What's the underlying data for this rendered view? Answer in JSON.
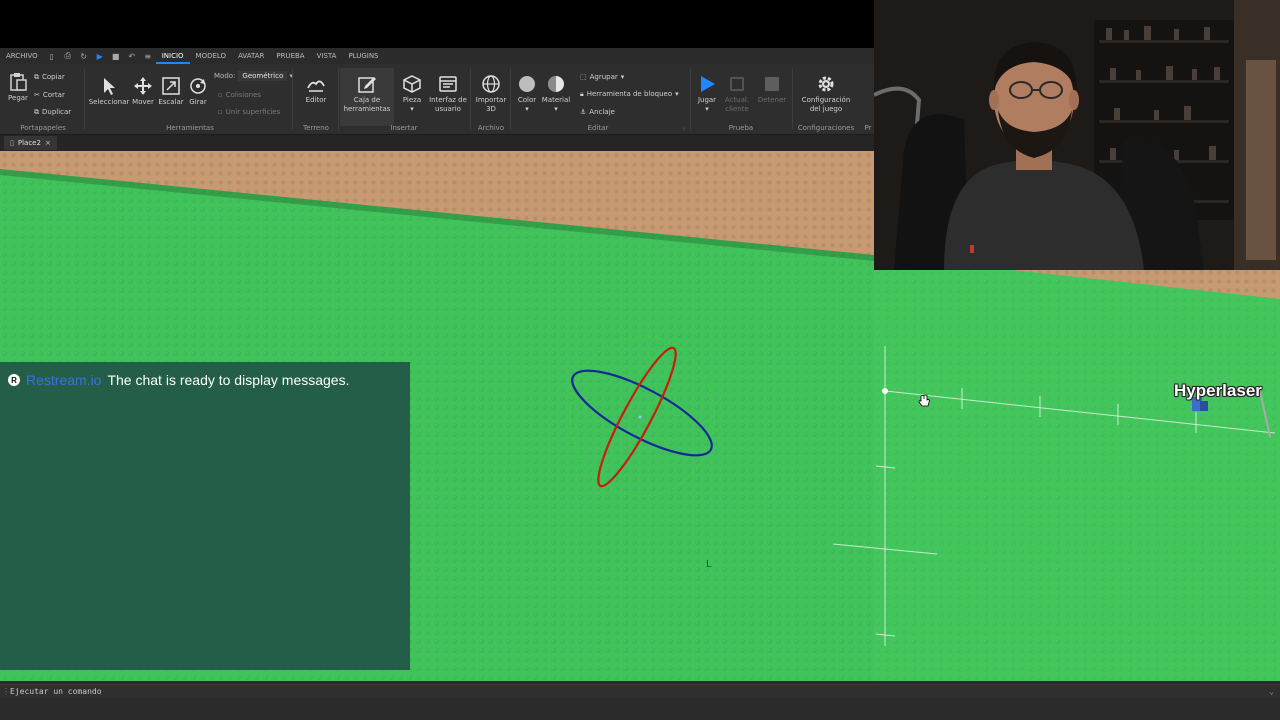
{
  "menubar": {
    "file": "ARCHIVO",
    "tabs": [
      "INICIO",
      "MODELO",
      "AVATAR",
      "PRUEBA",
      "VISTA",
      "PLUGINS"
    ],
    "active_tab": "INICIO"
  },
  "ribbon": {
    "paste": "Pegar",
    "copy": "Copiar",
    "cut": "Cortar",
    "duplicate": "Duplicar",
    "clipboard_group": "Portapapeles",
    "select": "Seleccionar",
    "move": "Mover",
    "scale": "Escalar",
    "rotate": "Girar",
    "mode_label": "Modo:",
    "mode_value": "Geométrico",
    "collisions": "Colisiones",
    "join_surfaces": "Unir superficies",
    "tools_group": "Herramientas",
    "editor": "Editor",
    "terrain_group": "Terreno",
    "toolbox_line1": "Caja de",
    "toolbox_line2": "herramientas",
    "part": "Pieza",
    "ui_line1": "Interfaz de",
    "ui_line2": "usuario",
    "insert_group": "Insertar",
    "import_line1": "Importar",
    "import_line2": "3D",
    "file_group": "Archivo",
    "color": "Color",
    "material": "Material",
    "group": "Agrupar",
    "block_tool": "Herramienta de bloqueo",
    "anchor": "Anclaje",
    "edit_group": "Editar",
    "play": "Jugar",
    "update_line1": "Actual.",
    "update_line2": "cliente",
    "stop": "Detener",
    "test_group": "Prueba",
    "game_settings_line1": "Configuración",
    "game_settings_line2": "del juego",
    "settings_group": "Configuraciones",
    "cut_group": "Pr"
  },
  "tabs": {
    "place": "Place2",
    "close": "×"
  },
  "chat": {
    "service": "Restream.io",
    "message": "The chat is ready to display messages."
  },
  "viewport": {
    "player_name": "Hyperlaser"
  },
  "command": {
    "placeholder": "Ejecutar un comando"
  },
  "colors": {
    "accent": "#1f86ff",
    "baseplate": "#3fc35a",
    "ground": "#c79a72",
    "chat_bg": "#205046",
    "rotate_ring_red": "#c81e0a",
    "rotate_ring_blue": "#142896",
    "rotate_ring_green": "#3cdc3c"
  }
}
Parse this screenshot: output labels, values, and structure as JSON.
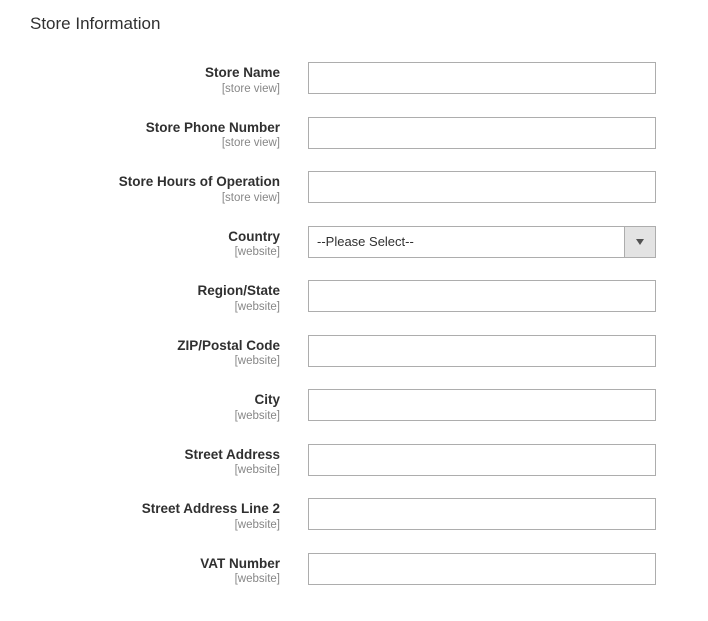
{
  "section_title": "Store Information",
  "fields": {
    "store_name": {
      "label": "Store Name",
      "scope": "[store view]",
      "value": ""
    },
    "store_phone": {
      "label": "Store Phone Number",
      "scope": "[store view]",
      "value": ""
    },
    "store_hours": {
      "label": "Store Hours of Operation",
      "scope": "[store view]",
      "value": ""
    },
    "country": {
      "label": "Country",
      "scope": "[website]",
      "selected": "--Please Select--"
    },
    "region": {
      "label": "Region/State",
      "scope": "[website]",
      "value": ""
    },
    "zip": {
      "label": "ZIP/Postal Code",
      "scope": "[website]",
      "value": ""
    },
    "city": {
      "label": "City",
      "scope": "[website]",
      "value": ""
    },
    "street1": {
      "label": "Street Address",
      "scope": "[website]",
      "value": ""
    },
    "street2": {
      "label": "Street Address Line 2",
      "scope": "[website]",
      "value": ""
    },
    "vat": {
      "label": "VAT Number",
      "scope": "[website]",
      "value": ""
    }
  }
}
◆ ◆ ◆ ◆
Leave the pictures out and print the records above exactly as they stand.

→ Reply:
What's the underlying data for this rendered view? Answer in JSON.
{
  "menubar": {
    "file": "ARCHIVO",
    "tabs": [
      "INICIO",
      "MODELO",
      "AVATAR",
      "PRUEBA",
      "VISTA",
      "PLUGINS"
    ],
    "active_tab": "INICIO"
  },
  "ribbon": {
    "paste": "Pegar",
    "copy": "Copiar",
    "cut": "Cortar",
    "duplicate": "Duplicar",
    "clipboard_group": "Portapapeles",
    "select": "Seleccionar",
    "move": "Mover",
    "scale": "Escalar",
    "rotate": "Girar",
    "mode_label": "Modo:",
    "mode_value": "Geométrico",
    "collisions": "Colisiones",
    "join_surfaces": "Unir superficies",
    "tools_group": "Herramientas",
    "editor": "Editor",
    "terrain_group": "Terreno",
    "toolbox_line1": "Caja de",
    "toolbox_line2": "herramientas",
    "part": "Pieza",
    "ui_line1": "Interfaz de",
    "ui_line2": "usuario",
    "insert_group": "Insertar",
    "import_line1": "Importar",
    "import_line2": "3D",
    "file_group": "Archivo",
    "color": "Color",
    "material": "Material",
    "group": "Agrupar",
    "block_tool": "Herramienta de bloqueo",
    "anchor": "Anclaje",
    "edit_group": "Editar",
    "play": "Jugar",
    "update_line1": "Actual.",
    "update_line2": "cliente",
    "stop": "Detener",
    "test_group": "Prueba",
    "game_settings_line1": "Configuración",
    "game_settings_line2": "del juego",
    "settings_group": "Configuraciones",
    "cut_group": "Pr"
  },
  "tabs": {
    "place": "Place2",
    "close": "×"
  },
  "chat": {
    "service": "Restream.io",
    "message": "The chat is ready to display messages."
  },
  "viewport": {
    "player_name": "Hyperlaser"
  },
  "command": {
    "placeholder": "Ejecutar un comando"
  },
  "colors": {
    "accent": "#1f86ff",
    "baseplate": "#3fc35a",
    "ground": "#c79a72",
    "chat_bg": "#205046",
    "rotate_ring_red": "#c81e0a",
    "rotate_ring_blue": "#142896",
    "rotate_ring_green": "#3cdc3c"
  }
}
Parse this screenshot: output labels, values, and structure as JSON.
{
  "section_title": "Store Information",
  "fields": {
    "store_name": {
      "label": "Store Name",
      "scope": "[store view]",
      "value": ""
    },
    "store_phone": {
      "label": "Store Phone Number",
      "scope": "[store view]",
      "value": ""
    },
    "store_hours": {
      "label": "Store Hours of Operation",
      "scope": "[store view]",
      "value": ""
    },
    "country": {
      "label": "Country",
      "scope": "[website]",
      "selected": "--Please Select--"
    },
    "region": {
      "label": "Region/State",
      "scope": "[website]",
      "value": ""
    },
    "zip": {
      "label": "ZIP/Postal Code",
      "scope": "[website]",
      "value": ""
    },
    "city": {
      "label": "City",
      "scope": "[website]",
      "value": ""
    },
    "street1": {
      "label": "Street Address",
      "scope": "[website]",
      "value": ""
    },
    "street2": {
      "label": "Street Address Line 2",
      "scope": "[website]",
      "value": ""
    },
    "vat": {
      "label": "VAT Number",
      "scope": "[website]",
      "value": ""
    }
  }
}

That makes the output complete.